━━━ Material shown ━━━

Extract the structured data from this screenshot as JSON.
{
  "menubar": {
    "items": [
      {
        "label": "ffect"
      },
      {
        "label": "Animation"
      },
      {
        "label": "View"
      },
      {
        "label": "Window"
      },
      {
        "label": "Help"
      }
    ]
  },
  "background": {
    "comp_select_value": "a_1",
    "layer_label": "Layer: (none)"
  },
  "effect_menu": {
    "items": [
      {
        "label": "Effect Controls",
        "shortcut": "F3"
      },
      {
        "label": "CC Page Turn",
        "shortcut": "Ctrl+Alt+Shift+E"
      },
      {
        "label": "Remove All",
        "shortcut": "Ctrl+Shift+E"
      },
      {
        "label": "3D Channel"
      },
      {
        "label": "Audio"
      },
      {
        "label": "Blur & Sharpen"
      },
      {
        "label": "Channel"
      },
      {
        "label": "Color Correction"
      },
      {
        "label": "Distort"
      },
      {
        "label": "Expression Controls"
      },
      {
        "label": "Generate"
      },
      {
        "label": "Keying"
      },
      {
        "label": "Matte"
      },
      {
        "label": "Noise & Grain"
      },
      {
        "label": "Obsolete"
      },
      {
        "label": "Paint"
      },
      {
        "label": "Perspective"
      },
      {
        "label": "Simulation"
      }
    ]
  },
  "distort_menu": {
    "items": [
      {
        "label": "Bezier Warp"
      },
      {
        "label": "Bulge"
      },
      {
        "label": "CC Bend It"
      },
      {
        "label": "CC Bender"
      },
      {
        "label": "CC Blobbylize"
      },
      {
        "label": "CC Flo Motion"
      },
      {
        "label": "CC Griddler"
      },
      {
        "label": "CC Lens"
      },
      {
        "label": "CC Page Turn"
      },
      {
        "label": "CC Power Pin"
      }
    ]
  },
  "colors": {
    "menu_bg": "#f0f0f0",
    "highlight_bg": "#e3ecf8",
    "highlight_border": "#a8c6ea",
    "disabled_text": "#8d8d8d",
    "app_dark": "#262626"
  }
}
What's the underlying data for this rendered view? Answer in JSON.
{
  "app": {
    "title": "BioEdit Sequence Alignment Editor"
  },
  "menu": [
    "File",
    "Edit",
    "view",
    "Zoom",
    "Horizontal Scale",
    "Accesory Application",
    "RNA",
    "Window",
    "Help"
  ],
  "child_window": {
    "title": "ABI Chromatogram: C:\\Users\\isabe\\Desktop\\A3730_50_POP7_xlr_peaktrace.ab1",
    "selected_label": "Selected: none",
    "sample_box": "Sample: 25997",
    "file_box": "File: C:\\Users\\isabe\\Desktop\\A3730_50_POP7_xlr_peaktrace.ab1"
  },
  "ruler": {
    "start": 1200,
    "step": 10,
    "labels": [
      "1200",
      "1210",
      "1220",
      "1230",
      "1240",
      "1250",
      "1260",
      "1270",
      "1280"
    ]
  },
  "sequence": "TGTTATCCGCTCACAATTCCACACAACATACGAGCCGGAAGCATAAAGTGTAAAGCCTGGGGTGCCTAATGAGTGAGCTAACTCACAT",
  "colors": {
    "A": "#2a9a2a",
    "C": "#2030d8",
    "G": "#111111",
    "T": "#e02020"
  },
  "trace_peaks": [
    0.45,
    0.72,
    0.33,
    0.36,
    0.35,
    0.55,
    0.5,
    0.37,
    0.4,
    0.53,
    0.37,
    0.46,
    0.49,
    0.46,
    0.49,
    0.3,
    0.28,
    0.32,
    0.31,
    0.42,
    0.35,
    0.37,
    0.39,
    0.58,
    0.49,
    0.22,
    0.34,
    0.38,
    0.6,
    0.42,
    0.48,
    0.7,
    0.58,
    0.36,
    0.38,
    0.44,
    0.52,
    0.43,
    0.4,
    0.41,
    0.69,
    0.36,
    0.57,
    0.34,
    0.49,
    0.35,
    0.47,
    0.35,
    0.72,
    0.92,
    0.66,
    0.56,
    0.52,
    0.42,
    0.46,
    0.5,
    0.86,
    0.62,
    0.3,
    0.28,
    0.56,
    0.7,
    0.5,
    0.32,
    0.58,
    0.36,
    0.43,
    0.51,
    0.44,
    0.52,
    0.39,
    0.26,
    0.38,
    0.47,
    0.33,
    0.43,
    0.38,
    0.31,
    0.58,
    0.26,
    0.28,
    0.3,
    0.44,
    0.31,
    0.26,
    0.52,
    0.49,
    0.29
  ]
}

━━━
━━━ Material shown ━━━

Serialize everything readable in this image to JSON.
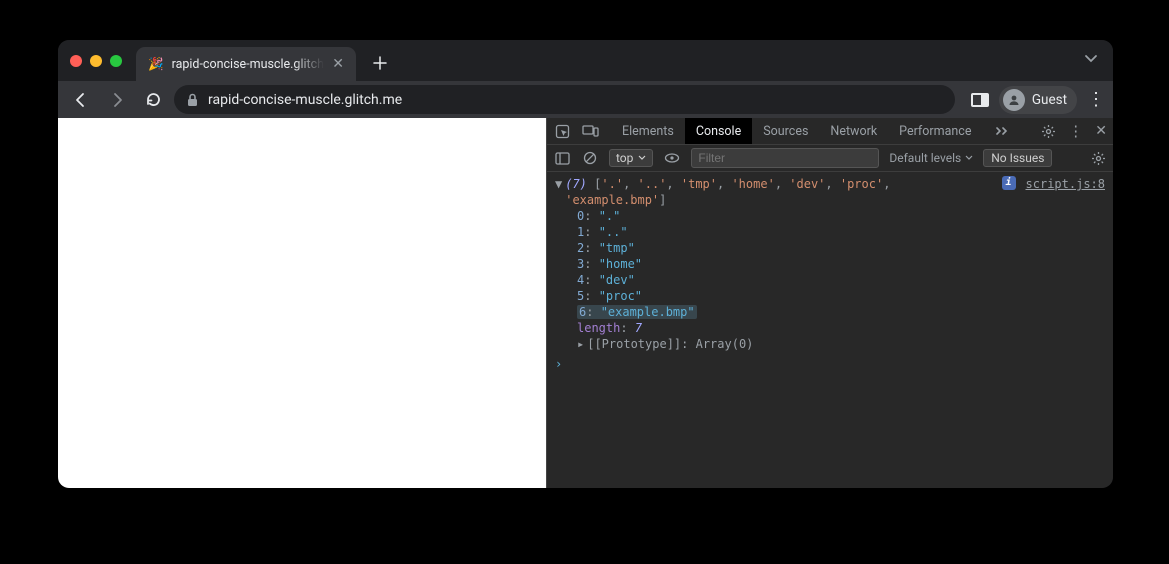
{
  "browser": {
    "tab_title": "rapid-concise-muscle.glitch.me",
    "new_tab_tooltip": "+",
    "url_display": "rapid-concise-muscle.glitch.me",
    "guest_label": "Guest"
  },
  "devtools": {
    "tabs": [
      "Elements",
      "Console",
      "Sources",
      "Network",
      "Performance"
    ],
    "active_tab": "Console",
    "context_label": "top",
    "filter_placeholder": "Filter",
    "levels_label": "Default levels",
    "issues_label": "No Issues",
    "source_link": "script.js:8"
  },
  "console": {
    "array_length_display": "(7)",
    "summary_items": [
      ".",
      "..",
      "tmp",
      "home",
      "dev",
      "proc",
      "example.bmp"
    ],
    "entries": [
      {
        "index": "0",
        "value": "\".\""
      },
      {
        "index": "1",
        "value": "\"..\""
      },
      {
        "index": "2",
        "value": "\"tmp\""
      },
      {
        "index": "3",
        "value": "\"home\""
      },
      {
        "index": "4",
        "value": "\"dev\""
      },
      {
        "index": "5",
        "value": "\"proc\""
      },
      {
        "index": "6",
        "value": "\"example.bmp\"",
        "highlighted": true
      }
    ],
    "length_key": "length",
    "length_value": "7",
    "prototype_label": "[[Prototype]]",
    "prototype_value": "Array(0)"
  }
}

━━━

- _Goal_
Find the word "isabe" and list each line it appears in.

- _Solution for this problem_
    "title": "ABI Chromatogram: C:\\Users\\isabe\\Desktop\\A3730_50_POP7_xlr_peaktrace.ab1",
    "file_box": "File: C:\\Users\\isabe\\Desktop\\A3730_50_POP7_xlr_peaktrace.ab1"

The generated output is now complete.